Material to process:
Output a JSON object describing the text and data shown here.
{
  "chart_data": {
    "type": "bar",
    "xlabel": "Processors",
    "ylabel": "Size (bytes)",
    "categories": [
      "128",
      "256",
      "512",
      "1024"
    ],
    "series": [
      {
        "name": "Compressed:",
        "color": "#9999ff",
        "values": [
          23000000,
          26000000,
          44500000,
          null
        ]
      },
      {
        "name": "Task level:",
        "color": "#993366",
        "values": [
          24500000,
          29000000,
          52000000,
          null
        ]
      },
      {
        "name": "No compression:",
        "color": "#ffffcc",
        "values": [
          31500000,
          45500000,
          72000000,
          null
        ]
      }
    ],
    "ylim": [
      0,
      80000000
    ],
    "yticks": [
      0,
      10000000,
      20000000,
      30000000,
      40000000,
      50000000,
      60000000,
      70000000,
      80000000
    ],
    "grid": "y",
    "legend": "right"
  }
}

Problem statement: Quote every record above exactly.

Written reply:
Output a JSON object describing the text and data shown here.
{
  "chart_data": {
    "type": "bar",
    "xlabel": "Processors",
    "ylabel": "Size (bytes)",
    "categories": [
      "128",
      "256",
      "512",
      "1024"
    ],
    "series": [
      {
        "name": "Compressed:",
        "color": "#9999ff",
        "values": [
          23000000,
          26000000,
          44500000,
          null
        ]
      },
      {
        "name": "Task level:",
        "color": "#993366",
        "values": [
          24500000,
          29000000,
          52000000,
          null
        ]
      },
      {
        "name": "No compression:",
        "color": "#ffffcc",
        "values": [
          31500000,
          45500000,
          72000000,
          null
        ]
      }
    ],
    "ylim": [
      0,
      80000000
    ],
    "yticks": [
      0,
      10000000,
      20000000,
      30000000,
      40000000,
      50000000,
      60000000,
      70000000,
      80000000
    ],
    "grid": "y",
    "legend": "right"
  }
}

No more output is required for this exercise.